Saved entries:

==*==

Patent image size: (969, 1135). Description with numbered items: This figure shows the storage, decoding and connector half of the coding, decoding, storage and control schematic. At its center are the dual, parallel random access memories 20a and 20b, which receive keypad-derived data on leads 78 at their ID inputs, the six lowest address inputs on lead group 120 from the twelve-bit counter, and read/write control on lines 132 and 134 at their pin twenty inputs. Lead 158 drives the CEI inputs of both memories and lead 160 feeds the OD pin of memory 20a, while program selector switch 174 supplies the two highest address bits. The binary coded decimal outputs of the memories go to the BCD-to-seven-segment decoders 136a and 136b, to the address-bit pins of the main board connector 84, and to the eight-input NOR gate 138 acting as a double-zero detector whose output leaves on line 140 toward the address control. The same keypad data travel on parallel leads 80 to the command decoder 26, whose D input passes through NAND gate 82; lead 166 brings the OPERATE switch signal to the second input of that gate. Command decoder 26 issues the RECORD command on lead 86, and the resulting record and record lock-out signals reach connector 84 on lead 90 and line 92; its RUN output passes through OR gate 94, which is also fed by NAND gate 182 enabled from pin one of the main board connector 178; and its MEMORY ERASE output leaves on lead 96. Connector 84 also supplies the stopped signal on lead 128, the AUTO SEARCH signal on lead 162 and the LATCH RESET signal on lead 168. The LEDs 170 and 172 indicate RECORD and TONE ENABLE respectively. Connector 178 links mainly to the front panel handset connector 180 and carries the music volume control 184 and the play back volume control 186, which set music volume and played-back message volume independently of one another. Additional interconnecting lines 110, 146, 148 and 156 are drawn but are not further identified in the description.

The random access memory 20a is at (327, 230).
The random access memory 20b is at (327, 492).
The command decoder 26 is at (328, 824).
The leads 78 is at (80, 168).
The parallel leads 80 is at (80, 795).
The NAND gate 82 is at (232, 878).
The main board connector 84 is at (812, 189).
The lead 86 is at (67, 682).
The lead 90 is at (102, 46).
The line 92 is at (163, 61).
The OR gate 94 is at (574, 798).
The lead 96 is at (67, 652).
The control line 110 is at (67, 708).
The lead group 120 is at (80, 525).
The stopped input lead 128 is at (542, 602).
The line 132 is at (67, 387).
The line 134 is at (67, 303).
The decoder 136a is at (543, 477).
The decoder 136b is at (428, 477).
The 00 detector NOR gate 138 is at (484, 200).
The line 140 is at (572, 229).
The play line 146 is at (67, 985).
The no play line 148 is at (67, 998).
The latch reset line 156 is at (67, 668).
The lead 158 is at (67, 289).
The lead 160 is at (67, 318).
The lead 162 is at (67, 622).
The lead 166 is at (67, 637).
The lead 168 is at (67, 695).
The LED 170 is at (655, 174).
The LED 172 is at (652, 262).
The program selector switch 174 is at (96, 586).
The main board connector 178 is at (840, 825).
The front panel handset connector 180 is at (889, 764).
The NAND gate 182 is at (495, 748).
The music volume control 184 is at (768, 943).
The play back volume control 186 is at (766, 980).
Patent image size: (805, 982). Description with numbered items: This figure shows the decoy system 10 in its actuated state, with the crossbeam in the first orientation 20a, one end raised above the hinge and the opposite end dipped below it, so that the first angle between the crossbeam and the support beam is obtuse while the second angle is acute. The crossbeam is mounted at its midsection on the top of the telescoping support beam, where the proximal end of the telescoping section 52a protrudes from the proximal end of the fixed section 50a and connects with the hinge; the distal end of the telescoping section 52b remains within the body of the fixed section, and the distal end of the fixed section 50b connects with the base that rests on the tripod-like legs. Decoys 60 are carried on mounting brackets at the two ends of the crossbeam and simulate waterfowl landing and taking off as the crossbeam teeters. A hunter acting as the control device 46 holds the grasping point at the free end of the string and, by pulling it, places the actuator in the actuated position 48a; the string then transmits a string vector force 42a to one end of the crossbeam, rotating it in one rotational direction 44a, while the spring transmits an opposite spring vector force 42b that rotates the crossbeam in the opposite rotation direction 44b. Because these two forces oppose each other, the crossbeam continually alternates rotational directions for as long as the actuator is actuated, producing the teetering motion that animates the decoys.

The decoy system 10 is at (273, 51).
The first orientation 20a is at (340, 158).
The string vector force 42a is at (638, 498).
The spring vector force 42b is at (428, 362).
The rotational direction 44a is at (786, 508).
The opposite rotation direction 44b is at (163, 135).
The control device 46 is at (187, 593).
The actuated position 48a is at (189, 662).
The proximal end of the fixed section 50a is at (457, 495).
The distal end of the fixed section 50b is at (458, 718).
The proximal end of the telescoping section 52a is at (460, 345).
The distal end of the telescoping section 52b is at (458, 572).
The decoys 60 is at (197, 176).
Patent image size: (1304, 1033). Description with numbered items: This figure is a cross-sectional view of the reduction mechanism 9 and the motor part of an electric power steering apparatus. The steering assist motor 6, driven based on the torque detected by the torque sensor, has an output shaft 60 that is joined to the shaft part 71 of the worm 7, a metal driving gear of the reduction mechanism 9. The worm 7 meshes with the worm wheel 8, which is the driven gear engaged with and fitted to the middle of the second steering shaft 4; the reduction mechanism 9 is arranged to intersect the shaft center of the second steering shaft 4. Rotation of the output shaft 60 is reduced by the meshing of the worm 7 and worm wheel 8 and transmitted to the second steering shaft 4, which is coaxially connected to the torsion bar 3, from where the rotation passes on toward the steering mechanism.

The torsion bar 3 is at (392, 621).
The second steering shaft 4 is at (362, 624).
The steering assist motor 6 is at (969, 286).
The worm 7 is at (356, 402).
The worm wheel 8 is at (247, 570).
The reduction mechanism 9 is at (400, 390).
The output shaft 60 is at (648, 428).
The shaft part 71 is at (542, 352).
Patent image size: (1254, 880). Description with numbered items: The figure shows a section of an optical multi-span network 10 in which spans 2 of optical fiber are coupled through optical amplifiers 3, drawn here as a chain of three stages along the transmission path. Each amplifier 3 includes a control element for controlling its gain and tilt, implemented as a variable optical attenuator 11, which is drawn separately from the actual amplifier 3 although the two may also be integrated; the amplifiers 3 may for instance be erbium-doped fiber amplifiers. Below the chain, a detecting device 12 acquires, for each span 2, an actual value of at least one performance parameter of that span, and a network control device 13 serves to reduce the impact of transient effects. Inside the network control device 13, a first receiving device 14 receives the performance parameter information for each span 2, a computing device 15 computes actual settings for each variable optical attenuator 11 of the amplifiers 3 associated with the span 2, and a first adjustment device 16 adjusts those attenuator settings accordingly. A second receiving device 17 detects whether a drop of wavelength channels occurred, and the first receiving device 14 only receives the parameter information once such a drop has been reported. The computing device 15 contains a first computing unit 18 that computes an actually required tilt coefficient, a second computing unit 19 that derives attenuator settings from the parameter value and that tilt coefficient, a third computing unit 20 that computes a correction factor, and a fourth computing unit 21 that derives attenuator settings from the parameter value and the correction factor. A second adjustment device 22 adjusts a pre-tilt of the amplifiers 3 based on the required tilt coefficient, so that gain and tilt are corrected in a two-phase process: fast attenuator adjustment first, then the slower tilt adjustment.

==*==

→ Written exercise
Reproduce the entire listing above line for line, with no changes.

→ Exercise solution
Patent image size: (969, 1135). Description with numbered items: This figure shows the storage, decoding and connector half of the coding, decoding, storage and control schematic. At its center are the dual, parallel random access memories 20a and 20b, which receive keypad-derived data on leads 78 at their ID inputs, the six lowest address inputs on lead group 120 from the twelve-bit counter, and read/write control on lines 132 and 134 at their pin twenty inputs. Lead 158 drives the CEI inputs of both memories and lead 160 feeds the OD pin of memory 20a, while program selector switch 174 supplies the two highest address bits. The binary coded decimal outputs of the memories go to the BCD-to-seven-segment decoders 136a and 136b, to the address-bit pins of the main board connector 84, and to the eight-input NOR gate 138 acting as a double-zero detector whose output leaves on line 140 toward the address control. The same keypad data travel on parallel leads 80 to the command decoder 26, whose D input passes through NAND gate 82; lead 166 brings the OPERATE switch signal to the second input of that gate. Command decoder 26 issues the RECORD command on lead 86, and the resulting record and record lock-out signals reach connector 84 on lead 90 and line 92; its RUN output passes through OR gate 94, which is also fed by NAND gate 182 enabled from pin one of the main board connector 178; and its MEMORY ERASE output leaves on lead 96. Connector 84 also supplies the stopped signal on lead 128, the AUTO SEARCH signal on lead 162 and the LATCH RESET signal on lead 168. The LEDs 170 and 172 indicate RECORD and TONE ENABLE respectively. Connector 178 links mainly to the front panel handset connector 180 and carries the music volume control 184 and the play back volume control 186, which set music volume and played-back message volume independently of one another. Additional interconnecting lines 110, 146, 148 and 156 are drawn but are not further identified in the description.

The random access memory 20a is at (327, 230).
The random access memory 20b is at (327, 492).
The command decoder 26 is at (328, 824).
The leads 78 is at (80, 168).
The parallel leads 80 is at (80, 795).
The NAND gate 82 is at (232, 878).
The main board connector 84 is at (812, 189).
The lead 86 is at (67, 682).
The lead 90 is at (102, 46).
The line 92 is at (163, 61).
The OR gate 94 is at (574, 798).
The lead 96 is at (67, 652).
The control line 110 is at (67, 708).
The lead group 120 is at (80, 525).
The stopped input lead 128 is at (542, 602).
The line 132 is at (67, 387).
The line 134 is at (67, 303).
The decoder 136a is at (543, 477).
The decoder 136b is at (428, 477).
The 00 detector NOR gate 138 is at (484, 200).
The line 140 is at (572, 229).
The play line 146 is at (67, 985).
The no play line 148 is at (67, 998).
The latch reset line 156 is at (67, 668).
The lead 158 is at (67, 289).
The lead 160 is at (67, 318).
The lead 162 is at (67, 622).
The lead 166 is at (67, 637).
The lead 168 is at (67, 695).
The LED 170 is at (655, 174).
The LED 172 is at (652, 262).
The program selector switch 174 is at (96, 586).
The main board connector 178 is at (840, 825).
The front panel handset connector 180 is at (889, 764).
The NAND gate 182 is at (495, 748).
The music volume control 184 is at (768, 943).
The play back volume control 186 is at (766, 980).
Patent image size: (805, 982). Description with numbered items: This figure shows the decoy system 10 in its actuated state, with the crossbeam in the first orientation 20a, one end raised above the hinge and the opposite end dipped below it, so that the first angle between the crossbeam and the support beam is obtuse while the second angle is acute. The crossbeam is mounted at its midsection on the top of the telescoping support beam, where the proximal end of the telescoping section 52a protrudes from the proximal end of the fixed section 50a and connects with the hinge; the distal end of the telescoping section 52b remains within the body of the fixed section, and the distal end of the fixed section 50b connects with the base that rests on the tripod-like legs. Decoys 60 are carried on mounting brackets at the two ends of the crossbeam and simulate waterfowl landing and taking off as the crossbeam teeters. A hunter acting as the control device 46 holds the grasping point at the free end of the string and, by pulling it, places the actuator in the actuated position 48a; the string then transmits a string vector force 42a to one end of the crossbeam, rotating it in one rotational direction 44a, while the spring transmits an opposite spring vector force 42b that rotates the crossbeam in the opposite rotation direction 44b. Because these two forces oppose each other, the crossbeam continually alternates rotational directions for as long as the actuator is actuated, producing the teetering motion that animates the decoys.

The decoy system 10 is at (273, 51).
The first orientation 20a is at (340, 158).
The string vector force 42a is at (638, 498).
The spring vector force 42b is at (428, 362).
The rotational direction 44a is at (786, 508).
The opposite rotation direction 44b is at (163, 135).
The control device 46 is at (187, 593).
The actuated position 48a is at (189, 662).
The proximal end of the fixed section 50a is at (457, 495).
The distal end of the fixed section 50b is at (458, 718).
The proximal end of the telescoping section 52a is at (460, 345).
The distal end of the telescoping section 52b is at (458, 572).
The decoys 60 is at (197, 176).
Patent image size: (1304, 1033). Description with numbered items: This figure is a cross-sectional view of the reduction mechanism 9 and the motor part of an electric power steering apparatus. The steering assist motor 6, driven based on the torque detected by the torque sensor, has an output shaft 60 that is joined to the shaft part 71 of the worm 7, a metal driving gear of the reduction mechanism 9. The worm 7 meshes with the worm wheel 8, which is the driven gear engaged with and fitted to the middle of the second steering shaft 4; the reduction mechanism 9 is arranged to intersect the shaft center of the second steering shaft 4. Rotation of the output shaft 60 is reduced by the meshing of the worm 7 and worm wheel 8 and transmitted to the second steering shaft 4, which is coaxially connected to the torsion bar 3, from where the rotation passes on toward the steering mechanism.

The torsion bar 3 is at (392, 621).
The second steering shaft 4 is at (362, 624).
The steering assist motor 6 is at (969, 286).
The worm 7 is at (356, 402).
The worm wheel 8 is at (247, 570).
The reduction mechanism 9 is at (400, 390).
The output shaft 60 is at (648, 428).
The shaft part 71 is at (542, 352).
Patent image size: (1254, 880). Description with numbered items: The figure shows a section of an optical multi-span network 10 in which spans 2 of optical fiber are coupled through optical amplifiers 3, drawn here as a chain of three stages along the transmission path. Each amplifier 3 includes a control element for controlling its gain and tilt, implemented as a variable optical attenuator 11, which is drawn separately from the actual amplifier 3 although the two may also be integrated; the amplifiers 3 may for instance be erbium-doped fiber amplifiers. Below the chain, a detecting device 12 acquires, for each span 2, an actual value of at least one performance parameter of that span, and a network control device 13 serves to reduce the impact of transient effects. Inside the network control device 13, a first receiving device 14 receives the performance parameter information for each span 2, a computing device 15 computes actual settings for each variable optical attenuator 11 of the amplifiers 3 associated with the span 2, and a first adjustment device 16 adjusts those attenuator settings accordingly. A second receiving device 17 detects whether a drop of wavelength channels occurred, and the first receiving device 14 only receives the parameter information once such a drop has been reported. The computing device 15 contains a first computing unit 18 that computes an actually required tilt coefficient, a second computing unit 19 that derives attenuator settings from the parameter value and that tilt coefficient, a third computing unit 20 that computes a correction factor, and a fourth computing unit 21 that derives attenuator settings from the parameter value and the correction factor. A second adjustment device 22 adjusts a pre-tilt of the amplifiers 3 based on the required tilt coefficient, so that gain and tilt are corrected in a two-phase process: fast attenuator adjustment first, then the slower tilt adjustment.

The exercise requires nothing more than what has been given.